■ Input for this task
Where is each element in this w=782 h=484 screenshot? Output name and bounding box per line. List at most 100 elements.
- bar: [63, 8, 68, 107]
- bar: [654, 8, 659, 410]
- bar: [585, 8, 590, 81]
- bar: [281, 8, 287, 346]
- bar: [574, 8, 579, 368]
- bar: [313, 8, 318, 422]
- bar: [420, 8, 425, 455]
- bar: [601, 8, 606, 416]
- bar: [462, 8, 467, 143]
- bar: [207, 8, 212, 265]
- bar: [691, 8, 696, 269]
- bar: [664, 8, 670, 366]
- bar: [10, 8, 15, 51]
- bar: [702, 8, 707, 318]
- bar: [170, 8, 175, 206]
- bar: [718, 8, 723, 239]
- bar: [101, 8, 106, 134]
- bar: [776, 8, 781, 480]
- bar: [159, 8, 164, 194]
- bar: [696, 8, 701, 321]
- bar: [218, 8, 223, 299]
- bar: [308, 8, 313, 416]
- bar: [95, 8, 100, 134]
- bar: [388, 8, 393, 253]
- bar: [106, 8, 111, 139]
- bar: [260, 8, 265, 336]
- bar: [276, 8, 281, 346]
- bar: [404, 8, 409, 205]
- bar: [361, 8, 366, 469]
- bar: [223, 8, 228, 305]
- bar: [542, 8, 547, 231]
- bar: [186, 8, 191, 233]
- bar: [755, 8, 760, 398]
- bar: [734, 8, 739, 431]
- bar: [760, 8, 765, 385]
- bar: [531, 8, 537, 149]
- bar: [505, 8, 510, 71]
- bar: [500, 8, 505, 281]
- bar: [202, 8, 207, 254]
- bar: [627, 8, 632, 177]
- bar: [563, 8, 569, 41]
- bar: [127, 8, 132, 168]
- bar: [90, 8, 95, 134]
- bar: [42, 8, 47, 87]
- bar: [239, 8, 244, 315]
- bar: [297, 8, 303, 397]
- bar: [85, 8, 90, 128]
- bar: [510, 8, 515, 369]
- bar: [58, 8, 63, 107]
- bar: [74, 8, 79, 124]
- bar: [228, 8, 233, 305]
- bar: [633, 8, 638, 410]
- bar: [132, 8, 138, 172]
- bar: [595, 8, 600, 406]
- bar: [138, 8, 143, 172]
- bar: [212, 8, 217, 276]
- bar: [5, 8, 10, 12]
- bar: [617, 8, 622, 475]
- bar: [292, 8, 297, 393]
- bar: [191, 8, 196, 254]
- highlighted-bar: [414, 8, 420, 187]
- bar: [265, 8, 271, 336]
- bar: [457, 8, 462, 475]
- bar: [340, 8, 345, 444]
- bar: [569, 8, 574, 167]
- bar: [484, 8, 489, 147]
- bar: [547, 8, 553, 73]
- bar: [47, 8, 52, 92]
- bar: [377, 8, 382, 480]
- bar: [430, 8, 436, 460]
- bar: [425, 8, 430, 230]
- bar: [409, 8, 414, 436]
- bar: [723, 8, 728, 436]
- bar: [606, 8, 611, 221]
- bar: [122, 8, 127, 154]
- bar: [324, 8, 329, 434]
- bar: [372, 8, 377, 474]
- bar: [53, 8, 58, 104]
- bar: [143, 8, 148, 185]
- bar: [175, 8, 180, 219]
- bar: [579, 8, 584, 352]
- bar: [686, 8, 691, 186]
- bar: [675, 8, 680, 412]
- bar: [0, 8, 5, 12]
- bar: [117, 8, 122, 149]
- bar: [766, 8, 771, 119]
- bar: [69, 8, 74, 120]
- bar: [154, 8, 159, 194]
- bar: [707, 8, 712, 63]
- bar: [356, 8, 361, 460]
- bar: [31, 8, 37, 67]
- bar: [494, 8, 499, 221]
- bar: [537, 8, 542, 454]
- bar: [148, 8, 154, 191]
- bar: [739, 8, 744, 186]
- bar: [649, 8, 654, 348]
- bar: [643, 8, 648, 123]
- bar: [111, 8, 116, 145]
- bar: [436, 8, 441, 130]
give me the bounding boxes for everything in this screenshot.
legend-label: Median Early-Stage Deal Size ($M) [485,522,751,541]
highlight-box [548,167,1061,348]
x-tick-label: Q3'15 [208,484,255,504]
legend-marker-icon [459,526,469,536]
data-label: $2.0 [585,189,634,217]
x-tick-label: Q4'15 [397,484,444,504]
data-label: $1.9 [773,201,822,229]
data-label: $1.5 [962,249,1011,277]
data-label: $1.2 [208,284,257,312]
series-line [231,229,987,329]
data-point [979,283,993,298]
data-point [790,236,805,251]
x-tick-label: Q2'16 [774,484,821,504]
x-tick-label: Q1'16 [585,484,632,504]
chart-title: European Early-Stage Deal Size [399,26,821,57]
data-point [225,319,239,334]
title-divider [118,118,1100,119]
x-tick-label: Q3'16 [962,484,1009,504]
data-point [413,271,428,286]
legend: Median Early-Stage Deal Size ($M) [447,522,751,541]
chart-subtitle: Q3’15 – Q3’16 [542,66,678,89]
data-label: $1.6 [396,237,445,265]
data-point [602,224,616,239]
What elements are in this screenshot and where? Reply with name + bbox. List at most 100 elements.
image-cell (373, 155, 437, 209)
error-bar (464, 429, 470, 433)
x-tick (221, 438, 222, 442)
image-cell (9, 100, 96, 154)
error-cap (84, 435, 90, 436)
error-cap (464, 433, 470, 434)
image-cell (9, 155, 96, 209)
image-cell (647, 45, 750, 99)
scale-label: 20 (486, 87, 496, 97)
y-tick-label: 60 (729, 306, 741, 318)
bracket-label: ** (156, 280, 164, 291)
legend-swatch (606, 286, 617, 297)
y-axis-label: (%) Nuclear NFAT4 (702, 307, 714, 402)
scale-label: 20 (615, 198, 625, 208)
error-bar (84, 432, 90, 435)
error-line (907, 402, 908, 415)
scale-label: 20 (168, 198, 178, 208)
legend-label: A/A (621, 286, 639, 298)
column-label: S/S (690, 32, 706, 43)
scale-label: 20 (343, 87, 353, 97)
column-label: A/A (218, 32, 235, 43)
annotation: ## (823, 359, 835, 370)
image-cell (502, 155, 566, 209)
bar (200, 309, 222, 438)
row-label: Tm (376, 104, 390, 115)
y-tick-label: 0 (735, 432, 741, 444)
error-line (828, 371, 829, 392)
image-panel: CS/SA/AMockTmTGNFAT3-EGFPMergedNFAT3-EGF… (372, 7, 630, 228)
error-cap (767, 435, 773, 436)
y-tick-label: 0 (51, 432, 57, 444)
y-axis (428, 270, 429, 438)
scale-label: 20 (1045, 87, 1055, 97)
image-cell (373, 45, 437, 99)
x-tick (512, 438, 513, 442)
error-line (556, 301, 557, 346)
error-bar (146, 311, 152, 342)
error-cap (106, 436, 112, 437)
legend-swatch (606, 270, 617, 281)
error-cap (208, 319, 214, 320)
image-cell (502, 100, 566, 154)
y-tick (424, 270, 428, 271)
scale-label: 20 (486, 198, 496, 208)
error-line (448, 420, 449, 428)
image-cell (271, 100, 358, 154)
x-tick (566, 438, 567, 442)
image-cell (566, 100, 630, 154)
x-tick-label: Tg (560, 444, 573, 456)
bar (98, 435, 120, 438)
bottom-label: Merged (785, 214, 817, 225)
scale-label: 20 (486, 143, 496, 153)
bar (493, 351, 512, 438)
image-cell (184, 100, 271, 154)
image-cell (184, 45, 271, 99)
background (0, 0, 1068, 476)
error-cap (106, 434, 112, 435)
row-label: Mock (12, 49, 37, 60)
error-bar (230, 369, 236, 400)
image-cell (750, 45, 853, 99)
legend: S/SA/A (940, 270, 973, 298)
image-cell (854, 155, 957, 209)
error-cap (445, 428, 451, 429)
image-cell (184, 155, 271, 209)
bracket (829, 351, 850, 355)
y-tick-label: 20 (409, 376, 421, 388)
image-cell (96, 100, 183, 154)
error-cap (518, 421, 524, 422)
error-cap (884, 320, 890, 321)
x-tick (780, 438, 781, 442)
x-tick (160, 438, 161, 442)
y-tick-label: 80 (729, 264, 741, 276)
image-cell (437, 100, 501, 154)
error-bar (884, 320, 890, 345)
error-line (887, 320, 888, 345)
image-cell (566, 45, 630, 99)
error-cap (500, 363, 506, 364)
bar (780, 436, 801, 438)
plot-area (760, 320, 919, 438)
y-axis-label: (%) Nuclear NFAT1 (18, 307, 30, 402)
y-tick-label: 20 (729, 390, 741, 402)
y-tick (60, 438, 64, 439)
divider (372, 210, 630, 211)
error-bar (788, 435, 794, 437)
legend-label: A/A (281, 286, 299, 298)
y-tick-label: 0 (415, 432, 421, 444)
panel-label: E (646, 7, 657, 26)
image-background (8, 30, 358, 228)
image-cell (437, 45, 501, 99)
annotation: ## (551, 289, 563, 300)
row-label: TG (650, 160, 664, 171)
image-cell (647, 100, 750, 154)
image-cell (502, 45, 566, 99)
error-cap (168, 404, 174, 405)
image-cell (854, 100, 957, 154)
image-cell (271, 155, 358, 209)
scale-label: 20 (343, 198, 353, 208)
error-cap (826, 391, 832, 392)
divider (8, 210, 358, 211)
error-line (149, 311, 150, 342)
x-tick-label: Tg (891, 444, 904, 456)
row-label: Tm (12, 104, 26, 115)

■ Prompt
Show each line of the listing above that contains the string "Early", matching case exactly.

■ Correct output
legend-label: Median Early-Stage Deal Size ($M) [485,522,751,541]
chart-title: European Early-Stage Deal Size [399,26,821,57]
legend: Median Early-Stage Deal Size ($M) [447,522,751,541]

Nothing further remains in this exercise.